Return verbatim the run of lines that opens with the line holding "Serialize everything readable" and closes with the last line of the records.

[Entries shown]:
§
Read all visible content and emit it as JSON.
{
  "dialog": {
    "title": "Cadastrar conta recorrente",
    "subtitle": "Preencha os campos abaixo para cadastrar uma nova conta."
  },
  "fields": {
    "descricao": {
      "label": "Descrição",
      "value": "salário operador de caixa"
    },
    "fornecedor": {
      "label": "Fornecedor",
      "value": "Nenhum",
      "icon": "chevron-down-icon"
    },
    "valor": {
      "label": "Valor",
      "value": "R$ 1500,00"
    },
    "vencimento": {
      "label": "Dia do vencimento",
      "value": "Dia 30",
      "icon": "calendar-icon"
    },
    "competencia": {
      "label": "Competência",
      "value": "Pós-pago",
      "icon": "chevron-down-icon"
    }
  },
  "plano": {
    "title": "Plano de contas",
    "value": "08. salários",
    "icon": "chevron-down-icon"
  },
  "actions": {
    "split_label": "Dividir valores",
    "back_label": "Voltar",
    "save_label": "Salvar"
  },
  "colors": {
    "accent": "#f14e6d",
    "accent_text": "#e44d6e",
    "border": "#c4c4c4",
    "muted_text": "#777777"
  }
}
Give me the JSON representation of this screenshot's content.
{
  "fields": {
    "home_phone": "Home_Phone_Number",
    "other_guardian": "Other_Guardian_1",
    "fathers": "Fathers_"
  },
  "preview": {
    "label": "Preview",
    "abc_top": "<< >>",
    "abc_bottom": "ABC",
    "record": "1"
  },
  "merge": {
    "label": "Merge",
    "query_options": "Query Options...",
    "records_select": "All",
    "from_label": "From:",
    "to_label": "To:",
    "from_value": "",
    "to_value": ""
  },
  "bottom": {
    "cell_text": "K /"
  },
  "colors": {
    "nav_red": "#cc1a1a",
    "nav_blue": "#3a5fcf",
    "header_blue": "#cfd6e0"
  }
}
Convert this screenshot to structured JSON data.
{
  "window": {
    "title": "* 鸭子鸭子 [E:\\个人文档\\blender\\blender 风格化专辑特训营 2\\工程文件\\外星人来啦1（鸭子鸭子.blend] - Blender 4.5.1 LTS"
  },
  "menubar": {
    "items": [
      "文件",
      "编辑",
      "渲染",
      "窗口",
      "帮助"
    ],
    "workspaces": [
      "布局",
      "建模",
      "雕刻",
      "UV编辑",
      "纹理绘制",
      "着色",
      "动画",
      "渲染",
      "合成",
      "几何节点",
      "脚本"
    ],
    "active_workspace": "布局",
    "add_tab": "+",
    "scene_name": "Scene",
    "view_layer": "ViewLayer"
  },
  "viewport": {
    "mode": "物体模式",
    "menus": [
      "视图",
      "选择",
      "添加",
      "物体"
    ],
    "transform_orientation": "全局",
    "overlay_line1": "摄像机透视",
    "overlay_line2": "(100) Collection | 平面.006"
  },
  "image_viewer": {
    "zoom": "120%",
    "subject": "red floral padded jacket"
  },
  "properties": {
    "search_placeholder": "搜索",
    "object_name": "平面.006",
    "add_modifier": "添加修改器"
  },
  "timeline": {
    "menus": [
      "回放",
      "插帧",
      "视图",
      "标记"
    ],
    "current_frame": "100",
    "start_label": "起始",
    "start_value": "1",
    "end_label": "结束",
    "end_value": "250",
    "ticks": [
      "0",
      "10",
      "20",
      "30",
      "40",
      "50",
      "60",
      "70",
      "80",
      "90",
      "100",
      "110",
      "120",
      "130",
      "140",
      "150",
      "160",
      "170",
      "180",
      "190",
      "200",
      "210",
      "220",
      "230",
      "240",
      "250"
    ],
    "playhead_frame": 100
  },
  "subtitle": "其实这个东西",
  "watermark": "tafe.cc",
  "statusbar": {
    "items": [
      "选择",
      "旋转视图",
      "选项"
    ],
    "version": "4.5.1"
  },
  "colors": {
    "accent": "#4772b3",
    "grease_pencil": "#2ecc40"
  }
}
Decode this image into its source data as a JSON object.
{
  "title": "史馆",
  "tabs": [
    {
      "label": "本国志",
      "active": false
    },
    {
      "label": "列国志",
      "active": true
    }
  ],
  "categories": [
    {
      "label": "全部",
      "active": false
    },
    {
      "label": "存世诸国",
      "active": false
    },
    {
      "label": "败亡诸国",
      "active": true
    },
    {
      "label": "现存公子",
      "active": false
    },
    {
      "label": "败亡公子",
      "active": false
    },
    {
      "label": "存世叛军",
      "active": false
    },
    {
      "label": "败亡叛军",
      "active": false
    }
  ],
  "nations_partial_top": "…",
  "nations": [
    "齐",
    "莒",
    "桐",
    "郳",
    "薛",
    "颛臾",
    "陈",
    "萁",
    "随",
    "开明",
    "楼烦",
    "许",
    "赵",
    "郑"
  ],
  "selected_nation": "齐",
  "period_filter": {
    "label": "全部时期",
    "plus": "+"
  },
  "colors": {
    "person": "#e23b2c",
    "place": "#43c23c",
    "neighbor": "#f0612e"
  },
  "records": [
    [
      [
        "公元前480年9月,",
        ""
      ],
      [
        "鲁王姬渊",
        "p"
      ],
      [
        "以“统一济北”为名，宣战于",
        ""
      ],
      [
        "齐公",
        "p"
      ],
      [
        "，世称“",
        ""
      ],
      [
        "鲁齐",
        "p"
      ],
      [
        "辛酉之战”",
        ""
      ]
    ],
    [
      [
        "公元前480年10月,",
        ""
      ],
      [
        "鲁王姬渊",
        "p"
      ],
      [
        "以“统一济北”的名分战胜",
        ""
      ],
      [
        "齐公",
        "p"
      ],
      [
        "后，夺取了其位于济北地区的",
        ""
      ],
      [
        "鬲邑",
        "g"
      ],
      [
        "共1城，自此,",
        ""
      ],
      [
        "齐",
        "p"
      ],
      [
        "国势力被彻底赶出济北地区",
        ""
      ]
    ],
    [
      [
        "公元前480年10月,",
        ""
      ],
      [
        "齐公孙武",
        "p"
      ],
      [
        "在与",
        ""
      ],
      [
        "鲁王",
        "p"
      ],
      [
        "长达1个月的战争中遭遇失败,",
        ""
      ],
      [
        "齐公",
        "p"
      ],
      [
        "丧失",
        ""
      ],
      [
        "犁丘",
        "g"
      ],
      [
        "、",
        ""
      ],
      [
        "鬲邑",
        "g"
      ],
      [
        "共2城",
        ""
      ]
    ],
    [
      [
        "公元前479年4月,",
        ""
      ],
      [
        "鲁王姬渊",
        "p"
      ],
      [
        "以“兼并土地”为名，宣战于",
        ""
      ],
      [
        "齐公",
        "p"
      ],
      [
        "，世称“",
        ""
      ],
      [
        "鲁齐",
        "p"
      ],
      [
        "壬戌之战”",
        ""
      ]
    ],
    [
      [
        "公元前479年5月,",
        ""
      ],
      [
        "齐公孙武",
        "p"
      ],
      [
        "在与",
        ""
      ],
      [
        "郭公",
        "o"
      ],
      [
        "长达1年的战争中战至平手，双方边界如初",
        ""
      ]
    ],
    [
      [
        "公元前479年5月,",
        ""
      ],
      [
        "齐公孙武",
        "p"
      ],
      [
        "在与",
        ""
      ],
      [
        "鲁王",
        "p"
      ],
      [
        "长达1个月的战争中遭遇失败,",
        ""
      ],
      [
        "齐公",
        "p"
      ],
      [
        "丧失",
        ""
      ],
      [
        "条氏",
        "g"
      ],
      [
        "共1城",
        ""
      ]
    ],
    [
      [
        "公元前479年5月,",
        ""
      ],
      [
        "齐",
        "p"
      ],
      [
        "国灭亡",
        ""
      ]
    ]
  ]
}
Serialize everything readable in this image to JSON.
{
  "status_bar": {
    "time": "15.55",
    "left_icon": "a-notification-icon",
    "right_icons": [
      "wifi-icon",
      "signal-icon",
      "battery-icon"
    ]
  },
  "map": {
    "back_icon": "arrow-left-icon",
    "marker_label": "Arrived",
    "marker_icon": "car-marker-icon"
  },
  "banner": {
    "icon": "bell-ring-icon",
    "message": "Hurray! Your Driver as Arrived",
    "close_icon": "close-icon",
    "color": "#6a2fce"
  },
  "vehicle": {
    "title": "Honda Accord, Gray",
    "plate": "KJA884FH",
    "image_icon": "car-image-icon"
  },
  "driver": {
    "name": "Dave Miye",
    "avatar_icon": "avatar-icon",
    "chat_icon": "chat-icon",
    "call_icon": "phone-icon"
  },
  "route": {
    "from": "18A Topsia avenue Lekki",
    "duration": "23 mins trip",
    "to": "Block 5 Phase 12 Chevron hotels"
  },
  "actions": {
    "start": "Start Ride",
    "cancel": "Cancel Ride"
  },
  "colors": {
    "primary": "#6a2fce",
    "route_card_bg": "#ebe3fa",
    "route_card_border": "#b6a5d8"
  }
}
§
[Finished task]:
Serialize everything readable in this image to JSON.
{
  "status_bar": {
    "time": "15.55",
    "left_icon": "a-notification-icon",
    "right_icons": [
      "wifi-icon",
      "signal-icon",
      "battery-icon"
    ]
  },
  "map": {
    "back_icon": "arrow-left-icon",
    "marker_label": "Arrived",
    "marker_icon": "car-marker-icon"
  },
  "banner": {
    "icon": "bell-ring-icon",
    "message": "Hurray! Your Driver as Arrived",
    "close_icon": "close-icon",
    "color": "#6a2fce"
  },
  "vehicle": {
    "title": "Honda Accord, Gray",
    "plate": "KJA884FH",
    "image_icon": "car-image-icon"
  },
  "driver": {
    "name": "Dave Miye",
    "avatar_icon": "avatar-icon",
    "chat_icon": "chat-icon",
    "call_icon": "phone-icon"
  },
  "route": {
    "from": "18A Topsia avenue Lekki",
    "duration": "23 mins trip",
    "to": "Block 5 Phase 12 Chevron hotels"
  },
  "actions": {
    "start": "Start Ride",
    "cancel": "Cancel Ride"
  },
  "colors": {
    "primary": "#6a2fce",
    "route_card_bg": "#ebe3fa",
    "route_card_border": "#b6a5d8"
  }
}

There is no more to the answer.